[WHAT TO PRODUCE]:
Reproduce the listing word for word, leaving every picture behind.

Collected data
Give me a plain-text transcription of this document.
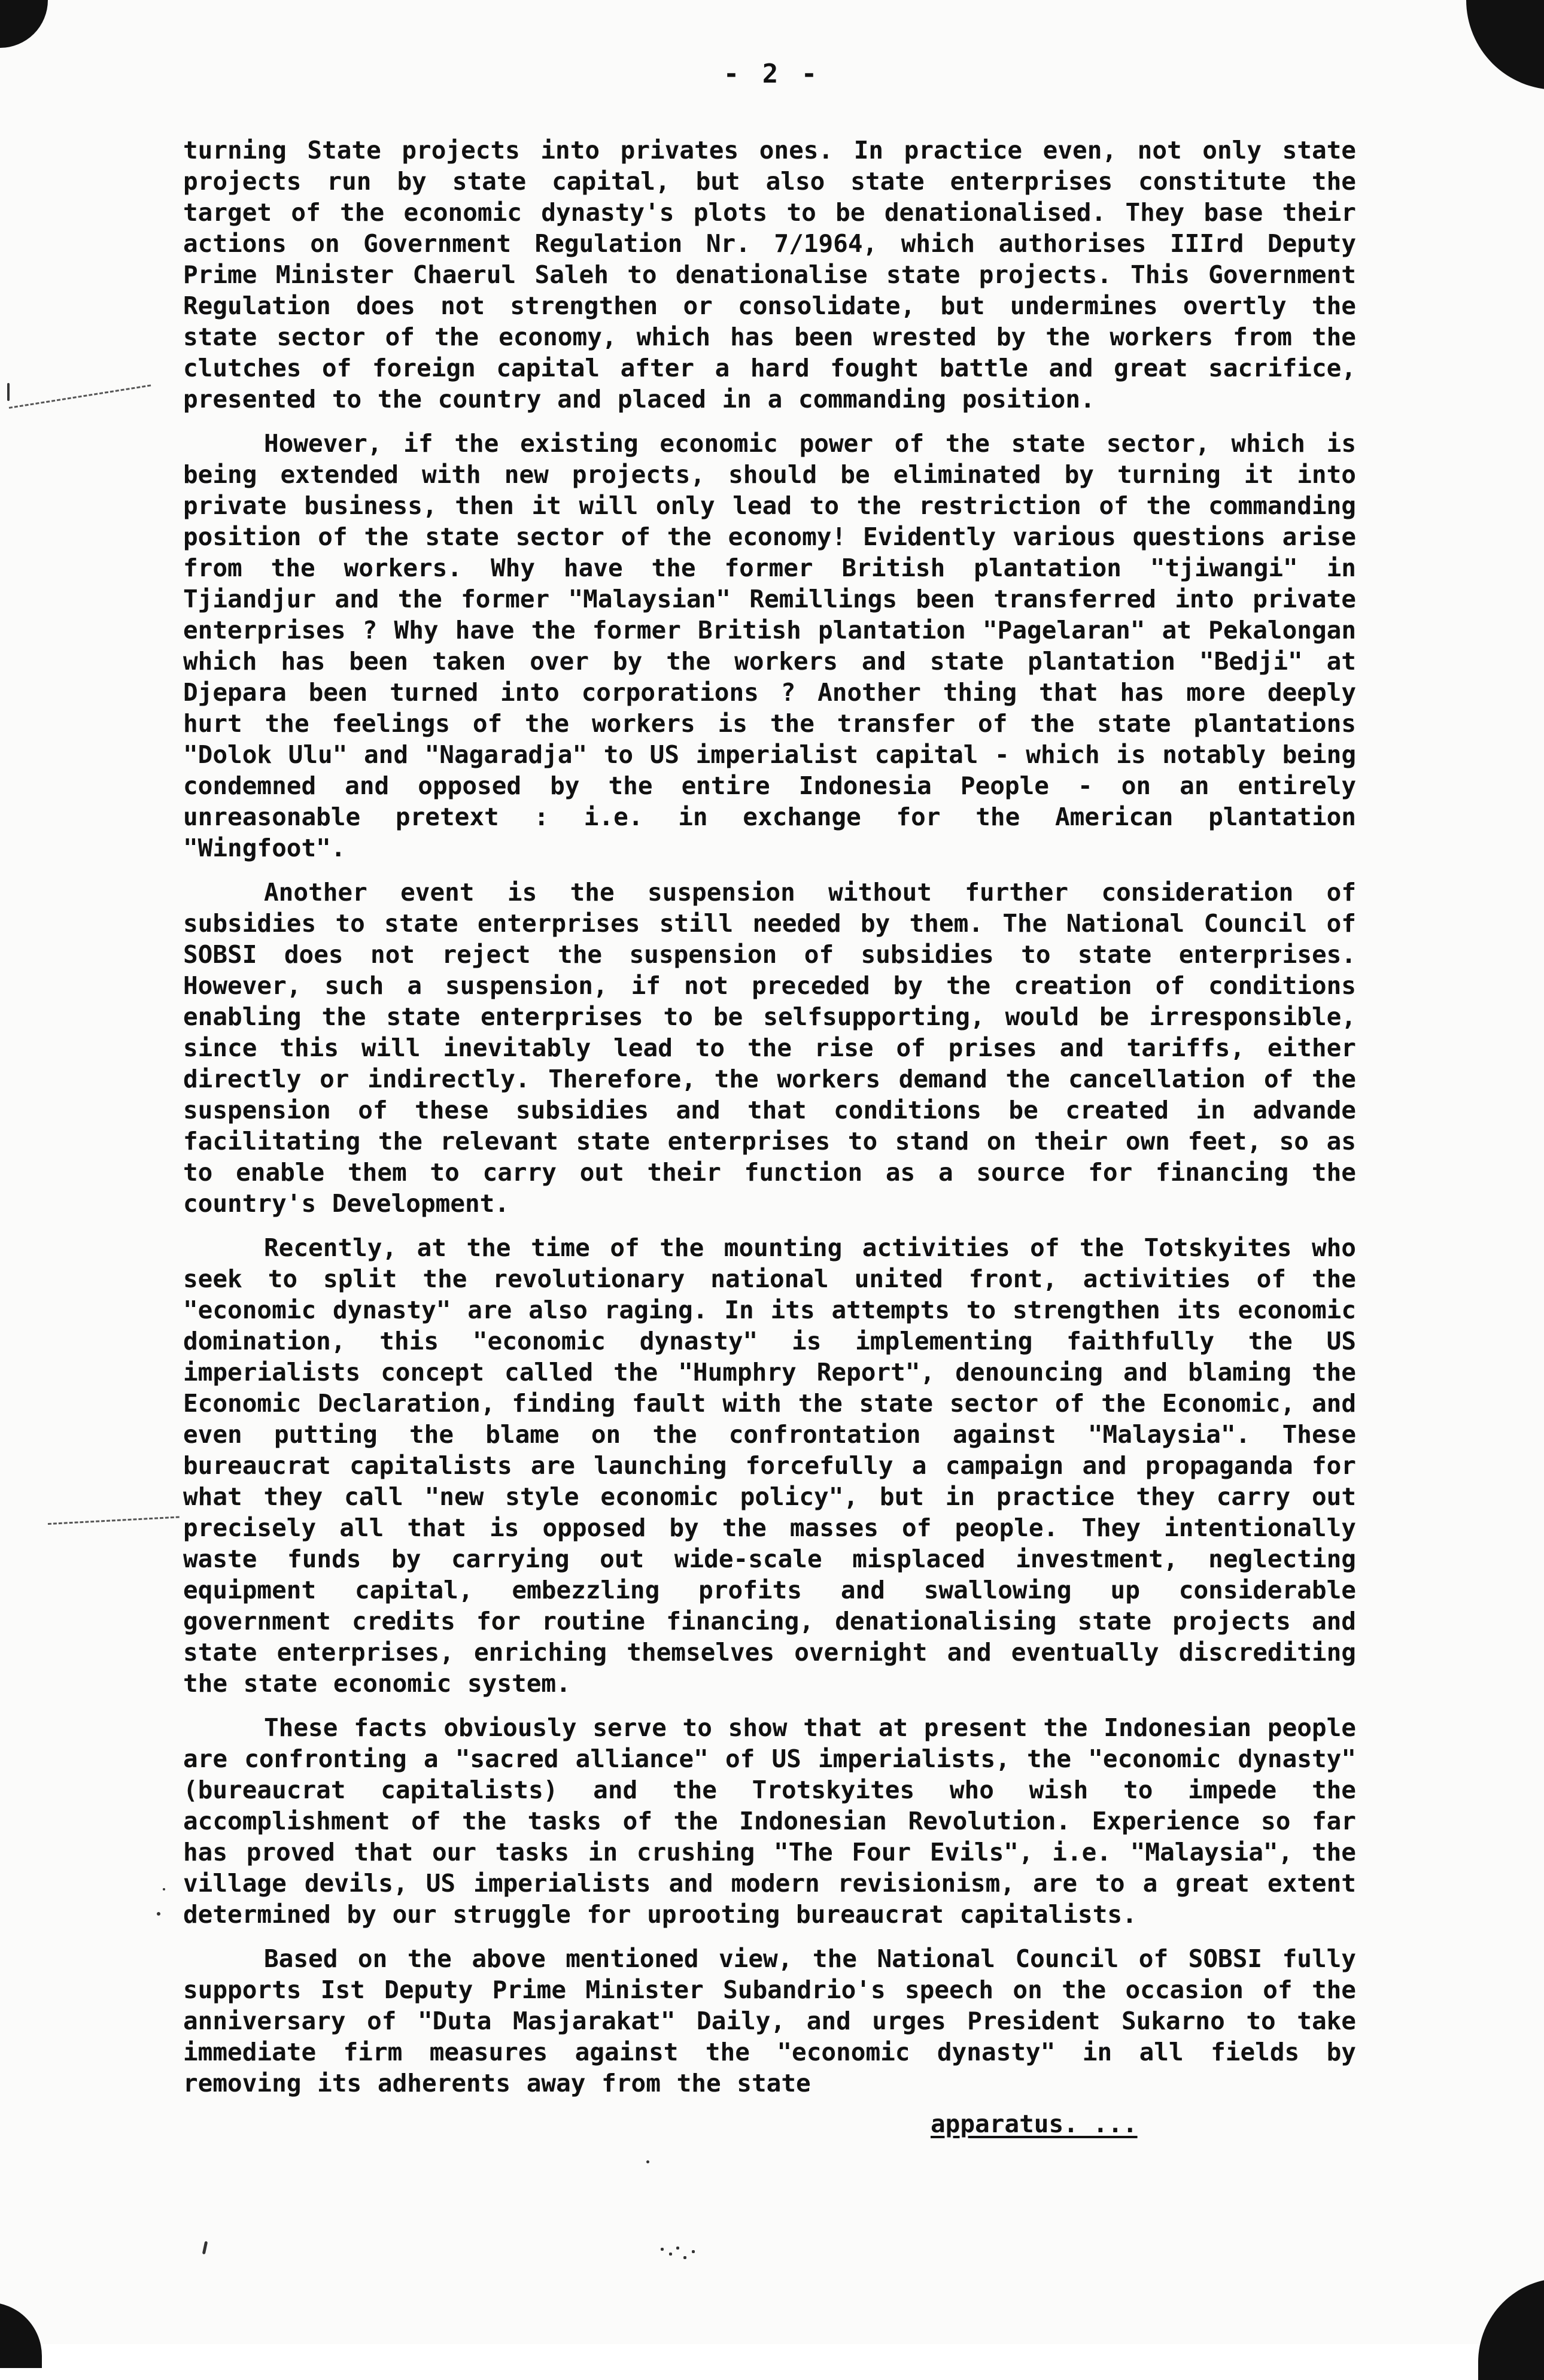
- 2 -

turning State projects into privates ones. In practice even, not only state projects run by state capital, but also state enterprises constitute the target of the economic dynasty's plots to be denationalised. They base their actions on Government Regulation Nr. 7/1964, which authorises IIIrd Deputy Prime Minister Chaerul Saleh to denationalise state projects. This Government Regulation does not strengthen or consolidate, but undermines overtly the state sector of the economy, which has been wrested by the workers from the clutches of foreign capital after a hard fought battle and great sacrifice, presented to the country and placed in a commanding position.

However, if the existing economic power of the state sector, which is being extended with new projects, should be eliminated by turning it into private business, then it will only lead to the restriction of the commanding position of the state sector of the economy! Evidently various questions arise from the workers. Why have the former British plantation "tjiwangi" in Tjiandjur and the former "Malaysian" Remillings been transferred into private enterprises ? Why have the former British plantation "Pagelaran" at Pekalongan which has been taken over by the workers and state plantation "Bedji" at Djepara been turned into corporations ? Another thing that has more deeply hurt the feelings of the workers is the transfer of the state plantations "Dolok Ulu" and "Nagaradja" to US imperialist capital - which is notably being condemned and opposed by the entire Indonesia People - on an entirely unreasonable pretext : i.e. in exchange for the American plantation "Wingfoot".

Another event is the suspension without further consideration of subsidies to state enterprises still needed by them. The National Council of SOBSI does not reject the suspension of subsidies to state enterprises. However, such a suspension, if not preceded by the creation of conditions enabling the state enterprises to be selfsupporting, would be irresponsible, since this will inevitably lead to the rise of prises and tariffs, either directly or indirectly. Therefore, the workers demand the cancellation of the suspension of these subsidies and that conditions be created in advande facilitating the relevant state enterprises to stand on their own feet, so as to enable them to carry out their function as a source for financing the country's Development.

Recently, at the time of the mounting activities of the Totskyites who seek to split the revolutionary national united front, activities of the "economic dynasty" are also raging. In its attempts to strengthen its economic domination, this "economic dynasty" is implementing faithfully the US imperialists concept called the "Humphry Report", denouncing and blaming the Economic Declaration, finding fault with the state sector of the Economic, and even putting the blame on the confrontation against "Malaysia". These bureaucrat capitalists are launching forcefully a campaign and propaganda for what they call "new style economic policy", but in practice they carry out precisely all that is opposed by the masses of people. They intentionally waste funds by carrying out wide-scale misplaced investment, neglecting equipment capital, embezzling profits and swallowing up considerable government credits for routine financing, denationalising state projects and state enterprises, enriching themselves overnight and eventually discrediting the state economic system.

These facts obviously serve to show that at present the Indonesian people are confronting a "sacred alliance" of US imperialists, the "economic dynasty" (bureaucrat capitalists) and the Trotskyites who wish to impede the accomplishment of the tasks of the Indonesian Revolution. Experience so far has proved that our tasks in crushing "The Four Evils", i.e. "Malaysia", the village devils, US imperialists and modern revisionism, are to a great extent determined by our struggle for uprooting bureaucrat capitalists.

Based on the above mentioned view, the National Council of SOBSI fully supports Ist Deputy Prime Minister Subandrio's speech on the occasion of the anniversary of "Duta Masjarakat" Daily, and urges President Sukarno to take immediate firm measures against the "economic dynasty" in all fields by removing its adherents away from the state

apparatus. ...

[RESPONSE]:
Give me a plain-text transcription of this document.
- 2 -

turning State projects into privates ones. In practice even, not only state projects run by state capital, but also state enterprises constitute the target of the economic dynasty's plots to be denationalised. They base their actions on Government Regulation Nr. 7/1964, which authorises IIIrd Deputy Prime Minister Chaerul Saleh to denationalise state projects. This Government Regulation does not strengthen or consolidate, but undermines overtly the state sector of the economy, which has been wrested by the workers from the clutches of foreign capital after a hard fought battle and great sacrifice, presented to the country and placed in a commanding position.

However, if the existing economic power of the state sector, which is being extended with new projects, should be eliminated by turning it into private business, then it will only lead to the restriction of the commanding position of the state sector of the economy! Evidently various questions arise from the workers. Why have the former British plantation "tjiwangi" in Tjiandjur and the former "Malaysian" Remillings been transferred into private enterprises ? Why have the former British plantation "Pagelaran" at Pekalongan which has been taken over by the workers and state plantation "Bedji" at Djepara been turned into corporations ? Another thing that has more deeply hurt the feelings of the workers is the transfer of the state plantations "Dolok Ulu" and "Nagaradja" to US imperialist capital - which is notably being condemned and opposed by the entire Indonesia People - on an entirely unreasonable pretext : i.e. in exchange for the American plantation "Wingfoot".

Another event is the suspension without further consideration of subsidies to state enterprises still needed by them. The National Council of SOBSI does not reject the suspension of subsidies to state enterprises. However, such a suspension, if not preceded by the creation of conditions enabling the state enterprises to be selfsupporting, would be irresponsible, since this will inevitably lead to the rise of prises and tariffs, either directly or indirectly. Therefore, the workers demand the cancellation of the suspension of these subsidies and that conditions be created in advande facilitating the relevant state enterprises to stand on their own feet, so as to enable them to carry out their function as a source for financing the country's Development.

Recently, at the time of the mounting activities of the Totskyites who seek to split the revolutionary national united front, activities of the "economic dynasty" are also raging. In its attempts to strengthen its economic domination, this "economic dynasty" is implementing faithfully the US imperialists concept called the "Humphry Report", denouncing and blaming the Economic Declaration, finding fault with the state sector of the Economic, and even putting the blame on the confrontation against "Malaysia". These bureaucrat capitalists are launching forcefully a campaign and propaganda for what they call "new style economic policy", but in practice they carry out precisely all that is opposed by the masses of people. They intentionally waste funds by carrying out wide-scale misplaced investment, neglecting equipment capital, embezzling profits and swallowing up considerable government credits for routine financing, denationalising state projects and state enterprises, enriching themselves overnight and eventually discrediting the state economic system.

These facts obviously serve to show that at present the Indonesian people are confronting a "sacred alliance" of US imperialists, the "economic dynasty" (bureaucrat capitalists) and the Trotskyites who wish to impede the accomplishment of the tasks of the Indonesian Revolution. Experience so far has proved that our tasks in crushing "The Four Evils", i.e. "Malaysia", the village devils, US imperialists and modern revisionism, are to a great extent determined by our struggle for uprooting bureaucrat capitalists.

Based on the above mentioned view, the National Council of SOBSI fully supports Ist Deputy Prime Minister Subandrio's speech on the occasion of the anniversary of "Duta Masjarakat" Daily, and urges President Sukarno to take immediate firm measures against the "economic dynasty" in all fields by removing its adherents away from the state

apparatus. ...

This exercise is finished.